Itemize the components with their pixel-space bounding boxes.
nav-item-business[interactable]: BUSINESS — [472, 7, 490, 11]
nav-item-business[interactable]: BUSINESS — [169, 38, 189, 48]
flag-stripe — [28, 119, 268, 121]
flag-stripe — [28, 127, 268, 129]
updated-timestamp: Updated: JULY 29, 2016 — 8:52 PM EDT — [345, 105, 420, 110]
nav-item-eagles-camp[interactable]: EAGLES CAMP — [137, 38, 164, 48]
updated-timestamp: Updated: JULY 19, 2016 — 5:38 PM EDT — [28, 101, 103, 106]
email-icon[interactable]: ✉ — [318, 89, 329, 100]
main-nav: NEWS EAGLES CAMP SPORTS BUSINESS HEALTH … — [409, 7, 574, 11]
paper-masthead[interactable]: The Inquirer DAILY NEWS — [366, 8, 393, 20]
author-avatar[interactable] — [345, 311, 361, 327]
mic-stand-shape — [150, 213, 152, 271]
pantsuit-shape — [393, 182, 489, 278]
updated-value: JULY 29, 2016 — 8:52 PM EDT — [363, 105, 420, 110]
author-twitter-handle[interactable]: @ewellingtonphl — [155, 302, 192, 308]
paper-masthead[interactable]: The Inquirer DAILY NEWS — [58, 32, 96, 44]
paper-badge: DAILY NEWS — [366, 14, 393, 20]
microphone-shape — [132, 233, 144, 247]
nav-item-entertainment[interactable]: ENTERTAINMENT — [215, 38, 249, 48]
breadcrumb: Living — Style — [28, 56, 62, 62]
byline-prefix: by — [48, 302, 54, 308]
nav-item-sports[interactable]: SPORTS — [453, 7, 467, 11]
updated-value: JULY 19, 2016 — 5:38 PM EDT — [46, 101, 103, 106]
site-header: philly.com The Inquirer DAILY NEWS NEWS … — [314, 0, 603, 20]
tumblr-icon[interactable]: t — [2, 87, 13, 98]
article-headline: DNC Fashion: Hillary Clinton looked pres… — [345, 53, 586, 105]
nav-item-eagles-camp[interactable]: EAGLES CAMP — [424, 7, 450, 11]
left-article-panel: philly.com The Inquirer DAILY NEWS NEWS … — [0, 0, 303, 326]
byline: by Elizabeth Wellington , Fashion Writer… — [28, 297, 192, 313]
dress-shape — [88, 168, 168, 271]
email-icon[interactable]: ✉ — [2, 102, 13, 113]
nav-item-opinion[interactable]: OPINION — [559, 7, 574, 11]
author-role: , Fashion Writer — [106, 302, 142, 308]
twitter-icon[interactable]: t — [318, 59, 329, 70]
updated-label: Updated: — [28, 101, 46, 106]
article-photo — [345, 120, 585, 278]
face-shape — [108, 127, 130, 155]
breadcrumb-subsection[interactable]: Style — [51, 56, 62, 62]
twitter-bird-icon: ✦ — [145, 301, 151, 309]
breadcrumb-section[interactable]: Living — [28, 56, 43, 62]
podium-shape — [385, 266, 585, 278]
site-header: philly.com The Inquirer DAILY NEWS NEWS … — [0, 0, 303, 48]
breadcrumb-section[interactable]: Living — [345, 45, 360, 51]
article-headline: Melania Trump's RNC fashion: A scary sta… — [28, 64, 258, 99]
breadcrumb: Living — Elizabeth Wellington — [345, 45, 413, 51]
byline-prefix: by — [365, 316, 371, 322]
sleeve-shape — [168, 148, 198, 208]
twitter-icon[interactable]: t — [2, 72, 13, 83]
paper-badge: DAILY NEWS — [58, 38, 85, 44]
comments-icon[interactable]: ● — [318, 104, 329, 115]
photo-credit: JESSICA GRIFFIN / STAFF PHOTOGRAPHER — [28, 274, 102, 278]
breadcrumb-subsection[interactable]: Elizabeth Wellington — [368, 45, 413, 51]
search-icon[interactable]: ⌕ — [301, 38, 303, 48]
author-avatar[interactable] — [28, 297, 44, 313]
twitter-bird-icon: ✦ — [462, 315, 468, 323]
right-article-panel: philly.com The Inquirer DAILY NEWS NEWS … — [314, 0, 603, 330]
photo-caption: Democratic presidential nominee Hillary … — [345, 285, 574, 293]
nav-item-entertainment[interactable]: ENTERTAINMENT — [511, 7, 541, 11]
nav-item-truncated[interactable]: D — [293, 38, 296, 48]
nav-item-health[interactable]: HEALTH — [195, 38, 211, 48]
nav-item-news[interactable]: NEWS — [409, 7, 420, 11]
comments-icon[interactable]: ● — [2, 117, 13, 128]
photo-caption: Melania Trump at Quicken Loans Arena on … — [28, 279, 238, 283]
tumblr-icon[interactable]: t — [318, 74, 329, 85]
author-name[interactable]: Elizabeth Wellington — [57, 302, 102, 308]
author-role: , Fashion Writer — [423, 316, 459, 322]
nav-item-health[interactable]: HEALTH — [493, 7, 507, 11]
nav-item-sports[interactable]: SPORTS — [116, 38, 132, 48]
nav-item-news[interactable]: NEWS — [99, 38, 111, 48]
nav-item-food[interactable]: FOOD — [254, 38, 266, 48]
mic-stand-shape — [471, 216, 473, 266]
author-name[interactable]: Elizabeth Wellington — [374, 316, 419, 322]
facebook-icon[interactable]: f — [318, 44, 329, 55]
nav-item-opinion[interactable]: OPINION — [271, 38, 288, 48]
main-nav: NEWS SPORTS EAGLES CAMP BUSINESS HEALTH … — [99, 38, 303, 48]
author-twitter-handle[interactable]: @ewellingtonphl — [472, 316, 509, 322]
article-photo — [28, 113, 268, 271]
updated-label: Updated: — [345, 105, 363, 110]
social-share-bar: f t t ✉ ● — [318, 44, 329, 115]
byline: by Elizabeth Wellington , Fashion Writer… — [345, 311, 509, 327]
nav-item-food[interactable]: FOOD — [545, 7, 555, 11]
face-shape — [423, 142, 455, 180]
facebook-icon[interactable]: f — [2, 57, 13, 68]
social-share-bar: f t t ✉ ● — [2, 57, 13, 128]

=-=-=-=-=

上記のすべての記録について、各行を一字一句変えずに出力してください。

▶ 解答:
Itemize the components with their pixel-space bounding boxes.
nav-item-business[interactable]: BUSINESS — [472, 7, 490, 11]
nav-item-business[interactable]: BUSINESS — [169, 38, 189, 48]
flag-stripe — [28, 119, 268, 121]
flag-stripe — [28, 127, 268, 129]
updated-timestamp: Updated: JULY 29, 2016 — 8:52 PM EDT — [345, 105, 420, 110]
nav-item-eagles-camp[interactable]: EAGLES CAMP — [137, 38, 164, 48]
updated-timestamp: Updated: JULY 19, 2016 — 5:38 PM EDT — [28, 101, 103, 106]
email-icon[interactable]: ✉ — [318, 89, 329, 100]
main-nav: NEWS EAGLES CAMP SPORTS BUSINESS HEALTH … — [409, 7, 574, 11]
paper-masthead[interactable]: The Inquirer DAILY NEWS — [366, 8, 393, 20]
author-avatar[interactable] — [345, 311, 361, 327]
mic-stand-shape — [150, 213, 152, 271]
pantsuit-shape — [393, 182, 489, 278]
updated-value: JULY 29, 2016 — 8:52 PM EDT — [363, 105, 420, 110]
author-twitter-handle[interactable]: @ewellingtonphl — [155, 302, 192, 308]
paper-masthead[interactable]: The Inquirer DAILY NEWS — [58, 32, 96, 44]
paper-badge: DAILY NEWS — [366, 14, 393, 20]
microphone-shape — [132, 233, 144, 247]
nav-item-entertainment[interactable]: ENTERTAINMENT — [215, 38, 249, 48]
breadcrumb: Living — Style — [28, 56, 62, 62]
byline-prefix: by — [48, 302, 54, 308]
nav-item-sports[interactable]: SPORTS — [453, 7, 467, 11]
updated-value: JULY 19, 2016 — 5:38 PM EDT — [46, 101, 103, 106]
site-header: philly.com The Inquirer DAILY NEWS NEWS … — [314, 0, 603, 20]
tumblr-icon[interactable]: t — [2, 87, 13, 98]
article-headline: DNC Fashion: Hillary Clinton looked pres… — [345, 53, 586, 105]
nav-item-eagles-camp[interactable]: EAGLES CAMP — [424, 7, 450, 11]
left-article-panel: philly.com The Inquirer DAILY NEWS NEWS … — [0, 0, 303, 326]
byline: by Elizabeth Wellington , Fashion Writer… — [28, 297, 192, 313]
dress-shape — [88, 168, 168, 271]
email-icon[interactable]: ✉ — [2, 102, 13, 113]
nav-item-opinion[interactable]: OPINION — [559, 7, 574, 11]
author-role: , Fashion Writer — [106, 302, 142, 308]
twitter-icon[interactable]: t — [318, 59, 329, 70]
updated-label: Updated: — [28, 101, 46, 106]
article-photo — [345, 120, 585, 278]
face-shape — [108, 127, 130, 155]
breadcrumb-subsection[interactable]: Style — [51, 56, 62, 62]
twitter-bird-icon: ✦ — [145, 301, 151, 309]
breadcrumb-section[interactable]: Living — [28, 56, 43, 62]
podium-shape — [385, 266, 585, 278]
site-header: philly.com The Inquirer DAILY NEWS NEWS … — [0, 0, 303, 48]
breadcrumb-section[interactable]: Living — [345, 45, 360, 51]
article-headline: Melania Trump's RNC fashion: A scary sta… — [28, 64, 258, 99]
breadcrumb: Living — Elizabeth Wellington — [345, 45, 413, 51]
byline-prefix: by — [365, 316, 371, 322]
sleeve-shape — [168, 148, 198, 208]
twitter-icon[interactable]: t — [2, 72, 13, 83]
paper-badge: DAILY NEWS — [58, 38, 85, 44]
comments-icon[interactable]: ● — [318, 104, 329, 115]
photo-credit: JESSICA GRIFFIN / STAFF PHOTOGRAPHER — [28, 274, 102, 278]
breadcrumb-subsection[interactable]: Elizabeth Wellington — [368, 45, 413, 51]
search-icon[interactable]: ⌕ — [301, 38, 303, 48]
author-avatar[interactable] — [28, 297, 44, 313]
twitter-bird-icon: ✦ — [462, 315, 468, 323]
right-article-panel: philly.com The Inquirer DAILY NEWS NEWS … — [314, 0, 603, 330]
photo-caption: Democratic presidential nominee Hillary … — [345, 285, 574, 293]
nav-item-entertainment[interactable]: ENTERTAINMENT — [511, 7, 541, 11]
nav-item-truncated[interactable]: D — [293, 38, 296, 48]
nav-item-health[interactable]: HEALTH — [195, 38, 211, 48]
nav-item-news[interactable]: NEWS — [409, 7, 420, 11]
comments-icon[interactable]: ● — [2, 117, 13, 128]
photo-caption: Melania Trump at Quicken Loans Arena on … — [28, 279, 238, 283]
tumblr-icon[interactable]: t — [318, 74, 329, 85]
author-name[interactable]: Elizabeth Wellington — [57, 302, 102, 308]
author-role: , Fashion Writer — [423, 316, 459, 322]
nav-item-health[interactable]: HEALTH — [493, 7, 507, 11]
nav-item-sports[interactable]: SPORTS — [116, 38, 132, 48]
nav-item-news[interactable]: NEWS — [99, 38, 111, 48]
nav-item-food[interactable]: FOOD — [254, 38, 266, 48]
mic-stand-shape — [471, 216, 473, 266]
author-name[interactable]: Elizabeth Wellington — [374, 316, 419, 322]
facebook-icon[interactable]: f — [318, 44, 329, 55]
nav-item-opinion[interactable]: OPINION — [271, 38, 288, 48]
main-nav: NEWS SPORTS EAGLES CAMP BUSINESS HEALTH … — [99, 38, 303, 48]
author-twitter-handle[interactable]: @ewellingtonphl — [472, 316, 509, 322]
article-photo — [28, 113, 268, 271]
updated-label: Updated: — [345, 105, 363, 110]
social-share-bar: f t t ✉ ● — [318, 44, 329, 115]
byline: by Elizabeth Wellington , Fashion Writer… — [345, 311, 509, 327]
nav-item-food[interactable]: FOOD — [545, 7, 555, 11]
face-shape — [423, 142, 455, 180]
facebook-icon[interactable]: f — [2, 57, 13, 68]
social-share-bar: f t t ✉ ● — [2, 57, 13, 128]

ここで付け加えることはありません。